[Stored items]
— begin —

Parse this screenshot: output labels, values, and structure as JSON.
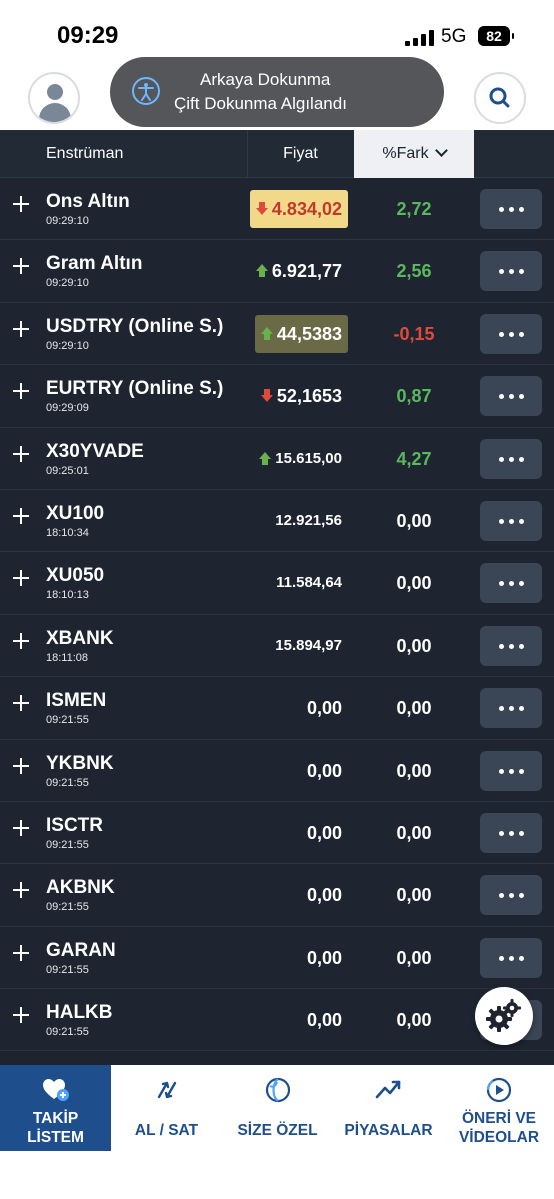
{
  "status_bar": {
    "time": "09:29",
    "network": "5G",
    "battery": "82"
  },
  "toast": {
    "line1": "Arkaya Dokunma",
    "line2": "Çift Dokunma Algılandı"
  },
  "table": {
    "headers": {
      "instrument": "Enstrüman",
      "price": "Fiyat",
      "diff": "%Fark"
    },
    "rows": [
      {
        "name": "Ons Altın",
        "time": "09:29:10",
        "price": "4.834,02",
        "diff": "2,72",
        "trend": "down",
        "highlight": "yellow",
        "size": "big"
      },
      {
        "name": "Gram Altın",
        "time": "09:29:10",
        "price": "6.921,77",
        "diff": "2,56",
        "trend": "up",
        "highlight": "none",
        "size": "big"
      },
      {
        "name": "USDTRY (Online S.)",
        "time": "09:29:10",
        "price": "44,5383",
        "diff": "-0,15",
        "trend": "up",
        "highlight": "olive",
        "size": "big"
      },
      {
        "name": "EURTRY (Online S.)",
        "time": "09:29:09",
        "price": "52,1653",
        "diff": "0,87",
        "trend": "down",
        "highlight": "none",
        "size": "big"
      },
      {
        "name": "X30YVADE",
        "time": "09:25:01",
        "price": "15.615,00",
        "diff": "4,27",
        "trend": "up",
        "highlight": "none",
        "size": "small"
      },
      {
        "name": "XU100",
        "time": "18:10:34",
        "price": "12.921,56",
        "diff": "0,00",
        "trend": "none",
        "highlight": "none",
        "size": "small"
      },
      {
        "name": "XU050",
        "time": "18:10:13",
        "price": "11.584,64",
        "diff": "0,00",
        "trend": "none",
        "highlight": "none",
        "size": "small"
      },
      {
        "name": "XBANK",
        "time": "18:11:08",
        "price": "15.894,97",
        "diff": "0,00",
        "trend": "none",
        "highlight": "none",
        "size": "small"
      },
      {
        "name": "ISMEN",
        "time": "09:21:55",
        "price": "0,00",
        "diff": "0,00",
        "trend": "none",
        "highlight": "none",
        "size": "big"
      },
      {
        "name": "YKBNK",
        "time": "09:21:55",
        "price": "0,00",
        "diff": "0,00",
        "trend": "none",
        "highlight": "none",
        "size": "big"
      },
      {
        "name": "ISCTR",
        "time": "09:21:55",
        "price": "0,00",
        "diff": "0,00",
        "trend": "none",
        "highlight": "none",
        "size": "big"
      },
      {
        "name": "AKBNK",
        "time": "09:21:55",
        "price": "0,00",
        "diff": "0,00",
        "trend": "none",
        "highlight": "none",
        "size": "big"
      },
      {
        "name": "GARAN",
        "time": "09:21:55",
        "price": "0,00",
        "diff": "0,00",
        "trend": "none",
        "highlight": "none",
        "size": "big"
      },
      {
        "name": "HALKB",
        "time": "09:21:55",
        "price": "0,00",
        "diff": "0,00",
        "trend": "none",
        "highlight": "none",
        "size": "big"
      }
    ]
  },
  "nav": {
    "items": [
      {
        "line1": "TAKİP",
        "line2": "LİSTEM",
        "icon": "heart-plus-icon",
        "active": true
      },
      {
        "line1": "AL / SAT",
        "line2": "",
        "icon": "swap-arrows-icon",
        "active": false
      },
      {
        "line1": "SİZE ÖZEL",
        "line2": "",
        "icon": "globe-icon",
        "active": false
      },
      {
        "line1": "PİYASALAR",
        "line2": "",
        "icon": "trend-up-icon",
        "active": false
      },
      {
        "line1": "ÖNERİ VE",
        "line2": "VİDEOLAR",
        "icon": "play-circle-icon",
        "active": false
      }
    ]
  },
  "colors": {
    "positive": "#5cb85c",
    "negative": "#e04a3a",
    "neutral": "#ffffff",
    "brand": "#1e4f8c",
    "row_bg": "#1e2531"
  }
}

— end —

--- Problem statement ---
Tally how many lines of the data include the word "icon". Write the number and nothing else.

--- Task answer ---
5